## BEGIN Extracted records
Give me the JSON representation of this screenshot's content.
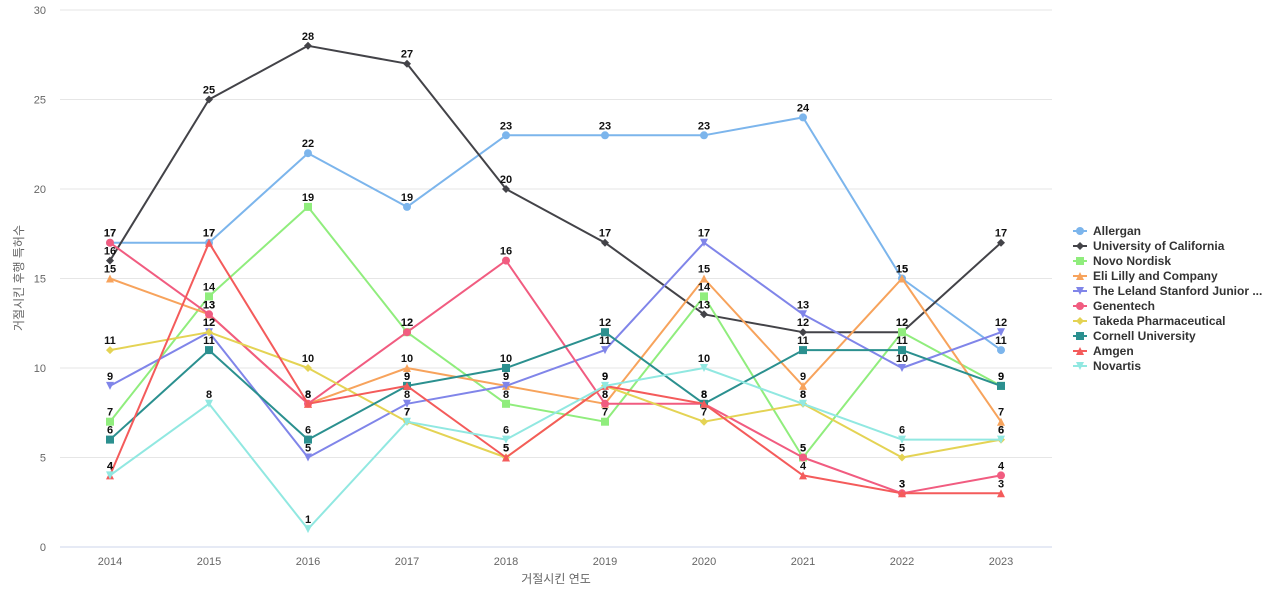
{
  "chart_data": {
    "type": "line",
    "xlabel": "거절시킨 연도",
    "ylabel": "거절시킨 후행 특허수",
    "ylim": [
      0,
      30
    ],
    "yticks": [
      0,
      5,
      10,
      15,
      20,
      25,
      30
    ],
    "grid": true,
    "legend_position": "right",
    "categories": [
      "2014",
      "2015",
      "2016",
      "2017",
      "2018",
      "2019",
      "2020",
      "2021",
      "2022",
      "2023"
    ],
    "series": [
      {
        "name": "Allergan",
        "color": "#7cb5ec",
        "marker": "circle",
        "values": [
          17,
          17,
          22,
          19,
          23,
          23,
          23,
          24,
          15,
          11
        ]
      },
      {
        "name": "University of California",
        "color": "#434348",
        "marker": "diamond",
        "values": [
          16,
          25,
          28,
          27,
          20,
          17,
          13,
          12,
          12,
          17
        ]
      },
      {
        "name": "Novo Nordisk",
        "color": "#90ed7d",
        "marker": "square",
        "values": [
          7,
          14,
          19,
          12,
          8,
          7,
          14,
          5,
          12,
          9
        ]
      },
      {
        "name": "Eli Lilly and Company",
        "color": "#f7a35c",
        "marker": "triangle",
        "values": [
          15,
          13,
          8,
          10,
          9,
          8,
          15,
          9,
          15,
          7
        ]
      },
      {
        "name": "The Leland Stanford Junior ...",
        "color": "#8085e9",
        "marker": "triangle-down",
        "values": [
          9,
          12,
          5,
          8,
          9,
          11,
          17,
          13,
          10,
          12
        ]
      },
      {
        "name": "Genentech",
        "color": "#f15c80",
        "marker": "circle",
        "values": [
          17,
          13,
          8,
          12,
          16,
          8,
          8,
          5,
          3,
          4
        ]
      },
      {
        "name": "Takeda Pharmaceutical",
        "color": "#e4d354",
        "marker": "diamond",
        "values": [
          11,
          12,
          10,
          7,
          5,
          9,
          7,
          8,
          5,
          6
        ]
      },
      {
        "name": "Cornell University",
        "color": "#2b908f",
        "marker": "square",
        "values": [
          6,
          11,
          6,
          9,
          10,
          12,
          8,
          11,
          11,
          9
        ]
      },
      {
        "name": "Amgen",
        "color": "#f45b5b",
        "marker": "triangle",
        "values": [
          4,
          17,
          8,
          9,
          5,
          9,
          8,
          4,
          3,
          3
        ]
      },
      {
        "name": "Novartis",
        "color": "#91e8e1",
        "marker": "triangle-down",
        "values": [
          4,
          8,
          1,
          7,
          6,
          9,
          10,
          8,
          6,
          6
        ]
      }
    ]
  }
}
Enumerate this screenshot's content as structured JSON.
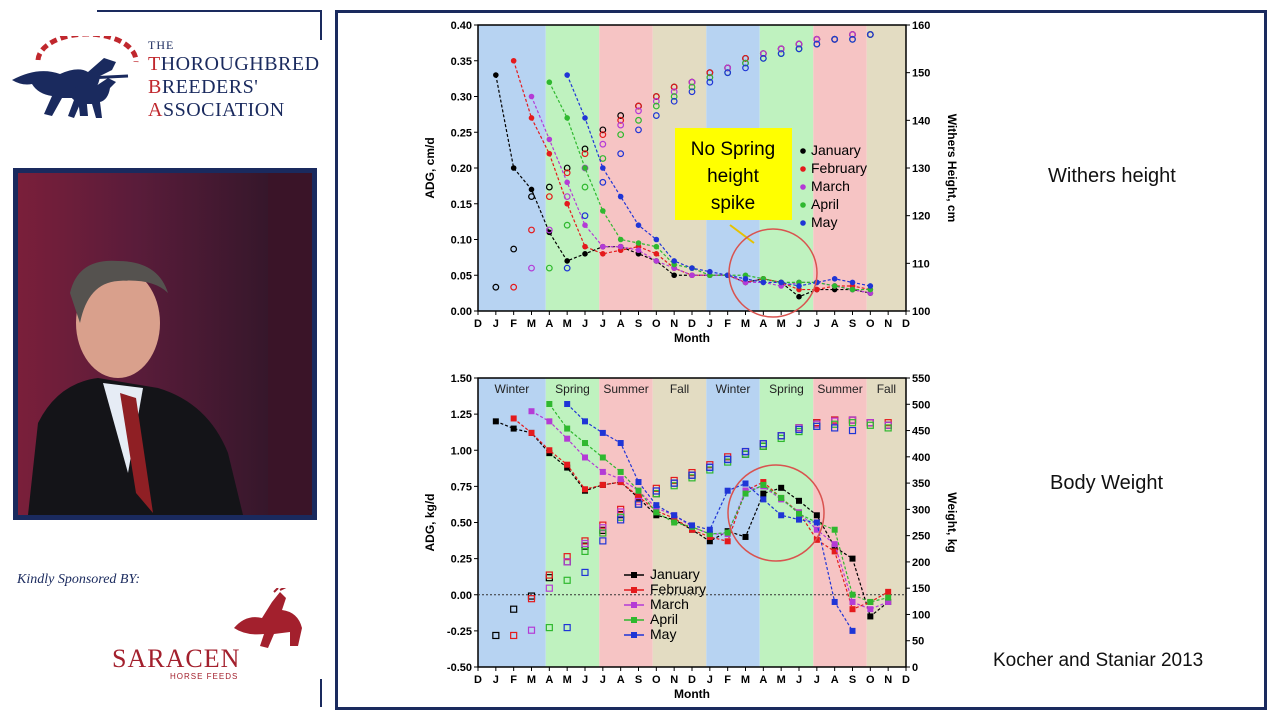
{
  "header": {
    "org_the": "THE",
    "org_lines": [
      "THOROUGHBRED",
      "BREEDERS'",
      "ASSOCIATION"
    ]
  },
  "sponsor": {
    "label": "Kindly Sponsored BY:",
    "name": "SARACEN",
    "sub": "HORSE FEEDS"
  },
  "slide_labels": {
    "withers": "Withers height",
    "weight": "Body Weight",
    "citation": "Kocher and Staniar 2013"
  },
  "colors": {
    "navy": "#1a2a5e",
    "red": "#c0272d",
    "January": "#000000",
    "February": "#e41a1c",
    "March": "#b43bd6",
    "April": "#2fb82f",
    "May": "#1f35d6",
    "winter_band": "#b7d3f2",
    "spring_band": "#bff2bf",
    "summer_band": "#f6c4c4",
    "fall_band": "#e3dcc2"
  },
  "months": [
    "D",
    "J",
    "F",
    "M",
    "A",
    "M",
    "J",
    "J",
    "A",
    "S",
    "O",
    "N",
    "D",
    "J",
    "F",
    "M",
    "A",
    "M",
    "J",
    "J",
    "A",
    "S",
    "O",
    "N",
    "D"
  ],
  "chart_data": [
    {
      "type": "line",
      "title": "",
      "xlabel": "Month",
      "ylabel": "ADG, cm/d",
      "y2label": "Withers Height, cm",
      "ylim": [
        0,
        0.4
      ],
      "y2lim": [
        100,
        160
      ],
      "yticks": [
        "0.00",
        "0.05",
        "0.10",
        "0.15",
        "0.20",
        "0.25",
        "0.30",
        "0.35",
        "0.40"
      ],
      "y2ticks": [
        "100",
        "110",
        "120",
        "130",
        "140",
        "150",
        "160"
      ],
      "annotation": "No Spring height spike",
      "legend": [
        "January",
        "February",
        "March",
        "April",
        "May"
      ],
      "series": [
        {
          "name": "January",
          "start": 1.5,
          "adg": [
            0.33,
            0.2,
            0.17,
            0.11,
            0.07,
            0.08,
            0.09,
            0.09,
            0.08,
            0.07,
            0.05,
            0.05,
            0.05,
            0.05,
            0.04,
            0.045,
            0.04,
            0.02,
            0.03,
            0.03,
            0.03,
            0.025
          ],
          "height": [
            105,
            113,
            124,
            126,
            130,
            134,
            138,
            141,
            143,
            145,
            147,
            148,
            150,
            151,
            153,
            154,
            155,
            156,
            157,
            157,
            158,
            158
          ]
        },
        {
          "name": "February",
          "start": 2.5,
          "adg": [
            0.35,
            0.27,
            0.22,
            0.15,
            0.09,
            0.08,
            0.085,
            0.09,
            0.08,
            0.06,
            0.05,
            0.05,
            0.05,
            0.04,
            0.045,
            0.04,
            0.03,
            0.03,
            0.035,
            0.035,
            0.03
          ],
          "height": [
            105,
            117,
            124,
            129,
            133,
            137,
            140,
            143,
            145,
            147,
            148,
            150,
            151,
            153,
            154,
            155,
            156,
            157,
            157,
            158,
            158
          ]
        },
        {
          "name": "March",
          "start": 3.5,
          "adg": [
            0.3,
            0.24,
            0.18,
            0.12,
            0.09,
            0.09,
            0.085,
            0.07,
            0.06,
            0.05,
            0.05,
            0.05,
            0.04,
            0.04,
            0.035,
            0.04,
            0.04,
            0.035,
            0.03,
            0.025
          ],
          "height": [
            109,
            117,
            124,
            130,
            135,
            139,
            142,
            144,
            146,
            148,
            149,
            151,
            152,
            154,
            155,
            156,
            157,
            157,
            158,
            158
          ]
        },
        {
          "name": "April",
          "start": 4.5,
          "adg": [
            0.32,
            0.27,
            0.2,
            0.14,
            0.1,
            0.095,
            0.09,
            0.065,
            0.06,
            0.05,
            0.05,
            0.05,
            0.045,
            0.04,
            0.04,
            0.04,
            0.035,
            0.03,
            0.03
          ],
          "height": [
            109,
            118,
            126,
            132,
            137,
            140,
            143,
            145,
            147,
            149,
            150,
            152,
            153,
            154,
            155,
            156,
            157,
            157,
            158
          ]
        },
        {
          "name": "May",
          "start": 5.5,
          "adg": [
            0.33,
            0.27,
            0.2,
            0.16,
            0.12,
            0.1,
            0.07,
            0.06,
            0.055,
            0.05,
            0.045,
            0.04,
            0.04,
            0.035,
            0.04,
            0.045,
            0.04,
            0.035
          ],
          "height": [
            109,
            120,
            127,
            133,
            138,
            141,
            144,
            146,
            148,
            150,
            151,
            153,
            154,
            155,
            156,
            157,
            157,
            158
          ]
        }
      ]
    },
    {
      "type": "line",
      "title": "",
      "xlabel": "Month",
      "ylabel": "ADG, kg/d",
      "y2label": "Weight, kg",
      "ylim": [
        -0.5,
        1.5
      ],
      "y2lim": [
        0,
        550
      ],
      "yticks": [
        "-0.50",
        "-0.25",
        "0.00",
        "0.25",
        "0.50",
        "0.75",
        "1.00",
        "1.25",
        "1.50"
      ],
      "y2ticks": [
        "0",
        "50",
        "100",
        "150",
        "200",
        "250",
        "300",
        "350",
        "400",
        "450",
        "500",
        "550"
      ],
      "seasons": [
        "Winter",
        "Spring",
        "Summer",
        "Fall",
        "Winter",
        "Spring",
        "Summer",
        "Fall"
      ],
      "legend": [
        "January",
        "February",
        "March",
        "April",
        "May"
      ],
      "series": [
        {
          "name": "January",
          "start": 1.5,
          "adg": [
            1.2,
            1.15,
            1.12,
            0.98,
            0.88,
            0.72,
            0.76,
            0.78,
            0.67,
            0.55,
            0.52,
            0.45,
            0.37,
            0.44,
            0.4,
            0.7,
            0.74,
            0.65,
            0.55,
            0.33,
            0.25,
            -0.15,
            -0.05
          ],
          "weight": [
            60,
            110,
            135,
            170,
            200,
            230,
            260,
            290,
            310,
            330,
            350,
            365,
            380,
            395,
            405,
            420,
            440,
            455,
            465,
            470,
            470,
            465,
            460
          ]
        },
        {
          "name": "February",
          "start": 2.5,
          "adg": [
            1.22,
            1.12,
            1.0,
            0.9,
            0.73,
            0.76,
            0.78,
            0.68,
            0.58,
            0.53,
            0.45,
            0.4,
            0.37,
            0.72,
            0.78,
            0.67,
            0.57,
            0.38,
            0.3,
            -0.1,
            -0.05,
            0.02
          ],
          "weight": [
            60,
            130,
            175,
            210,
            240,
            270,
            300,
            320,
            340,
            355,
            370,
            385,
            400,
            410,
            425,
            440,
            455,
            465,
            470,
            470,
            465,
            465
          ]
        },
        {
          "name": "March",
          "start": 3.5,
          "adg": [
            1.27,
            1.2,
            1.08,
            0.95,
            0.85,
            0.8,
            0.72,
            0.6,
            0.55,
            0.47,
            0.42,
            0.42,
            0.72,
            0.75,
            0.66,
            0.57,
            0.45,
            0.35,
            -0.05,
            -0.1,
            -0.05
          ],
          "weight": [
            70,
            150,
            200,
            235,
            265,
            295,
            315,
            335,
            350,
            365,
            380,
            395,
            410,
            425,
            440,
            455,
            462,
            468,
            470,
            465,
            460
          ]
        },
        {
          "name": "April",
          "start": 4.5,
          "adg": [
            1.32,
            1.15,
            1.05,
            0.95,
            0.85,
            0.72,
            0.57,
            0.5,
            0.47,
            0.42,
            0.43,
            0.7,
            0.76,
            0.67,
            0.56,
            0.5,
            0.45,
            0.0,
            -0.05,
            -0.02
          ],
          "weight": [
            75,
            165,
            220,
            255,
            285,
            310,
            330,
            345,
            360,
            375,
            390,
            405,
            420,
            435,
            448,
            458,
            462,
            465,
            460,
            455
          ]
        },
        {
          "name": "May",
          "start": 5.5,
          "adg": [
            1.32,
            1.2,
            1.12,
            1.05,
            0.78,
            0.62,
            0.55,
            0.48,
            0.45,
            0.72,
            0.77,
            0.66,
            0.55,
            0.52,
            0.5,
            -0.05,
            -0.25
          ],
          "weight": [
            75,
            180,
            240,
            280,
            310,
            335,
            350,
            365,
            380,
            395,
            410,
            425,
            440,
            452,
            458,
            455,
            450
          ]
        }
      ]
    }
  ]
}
## END Extracted records
= Exercise brief =
Give the number of lines in the entries that include the string "content", and nothing more.

= Answer to the problem =
2